KURZE AUFGABE 1 :: Gib den Abschnitt der Datensätze vom Anfang bis einschließlich der Zeile mit "search-icon — [50, 183, 80, 213]" als JSON-Liste von Zeichenketten aus. Jede Zeile wird dabei zu einem Eintrag, und Leerzeilen lässt du weg.

TEXTAUSZUG ::

Gibt es bald Pfand auf Milchtüten oder Weinflaschen? Ein Gesetz wird gerade diskutiert. In Sachsen-Anhalt ist das Echo zweigeteilt.

28.02.2017, 23:01

Magdeburg l Für eine Flasche Limonade zahlen Verbraucher Pfand, für einen Orangensaft hingegen nicht. Die Pfandregelungen sind verwirrend, meint der Bundesrat und plädiert für eine Reform des Verpackungsgesetzes. Künftig soll sich die Pfandpflicht nicht mehr an Größe und Inhalt einer Getränkeverpackung orientieren, sondern am verwendeten Material dafür. Konkret bedeutet das: Milchtüten, Saftkartons, aber auch Flaschen mit Wein oder Schnaps könnten dann pfandpflichtig werden.

VERFÜGBARE DATEN ::

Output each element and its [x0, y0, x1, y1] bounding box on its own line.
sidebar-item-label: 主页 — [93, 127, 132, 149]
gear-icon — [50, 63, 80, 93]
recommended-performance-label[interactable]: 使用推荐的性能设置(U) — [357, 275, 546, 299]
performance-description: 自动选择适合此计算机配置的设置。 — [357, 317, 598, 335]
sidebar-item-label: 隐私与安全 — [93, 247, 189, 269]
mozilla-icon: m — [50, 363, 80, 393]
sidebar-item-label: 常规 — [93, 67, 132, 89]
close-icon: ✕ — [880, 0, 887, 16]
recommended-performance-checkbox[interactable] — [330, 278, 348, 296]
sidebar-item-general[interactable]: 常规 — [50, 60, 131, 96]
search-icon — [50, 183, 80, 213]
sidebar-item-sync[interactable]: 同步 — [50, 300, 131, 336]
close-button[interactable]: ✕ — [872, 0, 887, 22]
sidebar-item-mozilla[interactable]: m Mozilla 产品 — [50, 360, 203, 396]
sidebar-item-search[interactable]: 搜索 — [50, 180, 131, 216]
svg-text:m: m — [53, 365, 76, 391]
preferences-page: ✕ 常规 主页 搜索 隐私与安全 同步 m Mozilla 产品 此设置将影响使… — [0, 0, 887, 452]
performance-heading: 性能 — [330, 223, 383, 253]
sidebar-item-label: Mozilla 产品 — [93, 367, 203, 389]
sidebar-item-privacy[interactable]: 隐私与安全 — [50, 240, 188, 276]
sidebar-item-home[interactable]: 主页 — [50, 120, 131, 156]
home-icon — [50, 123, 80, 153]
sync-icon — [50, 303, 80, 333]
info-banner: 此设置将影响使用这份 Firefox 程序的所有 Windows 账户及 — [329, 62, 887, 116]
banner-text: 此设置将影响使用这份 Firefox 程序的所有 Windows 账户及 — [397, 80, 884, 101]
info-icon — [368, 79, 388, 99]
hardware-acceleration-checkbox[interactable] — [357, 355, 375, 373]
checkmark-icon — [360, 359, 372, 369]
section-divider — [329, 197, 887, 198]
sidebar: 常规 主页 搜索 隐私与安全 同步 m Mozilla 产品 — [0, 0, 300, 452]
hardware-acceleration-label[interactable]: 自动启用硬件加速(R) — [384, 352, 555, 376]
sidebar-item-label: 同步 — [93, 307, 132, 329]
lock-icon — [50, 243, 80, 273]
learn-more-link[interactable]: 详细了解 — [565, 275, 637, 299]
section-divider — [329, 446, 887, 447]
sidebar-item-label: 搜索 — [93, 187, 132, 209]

KURZE AUFGABE 2 :: Entnimm dem Text über das Pfand den Abschnitt von "28.02.2017, 23:01" bis einschließlich "dann pfandpflichtig werden." und gib ihn wortgetreu wieder.

LÖSUNG 1 ::
[
  "Output each element and its [x0, y0, x1, y1] bounding box on its own line.",
  "sidebar-item-label: 主页 — [93, 127, 132, 149]",
  "gear-icon — [50, 63, 80, 93]",
  "recommended-performance-label[interactable]: 使用推荐的性能设置(U) — [357, 275, 546, 299]",
  "performance-description: 自动选择适合此计算机配置的设置。 — [357, 317, 598, 335]",
  "sidebar-item-label: 隐私与安全 — [93, 247, 189, 269]",
  "mozilla-icon: m — [50, 363, 80, 393]",
  "sidebar-item-label: 常规 — [93, 67, 132, 89]",
  "close-icon: ✕ — [880, 0, 887, 16]",
  "recommended-performance-checkbox[interactable] — [330, 278, 348, 296]",
  "sidebar-item-general[interactable]: 常规 — [50, 60, 131, 96]",
  "search-icon — [50, 183, 80, 213]"
]

LÖSUNG 2 ::
28.02.2017, 23:01

Magdeburg l Für eine Flasche Limonade zahlen Verbraucher Pfand, für einen Orangensaft hingegen nicht. Die Pfandregelungen sind verwirrend, meint der Bundesrat und plädiert für eine Reform des Verpackungsgesetzes. Künftig soll sich die Pfandpflicht nicht mehr an Größe und Inhalt einer Getränkeverpackung orientieren, sondern am verwendeten Material dafür. Konkret bedeutet das: Milchtüten, Saftkartons, aber auch Flaschen mit Wein oder Schnaps könnten dann pfandpflichtig werden.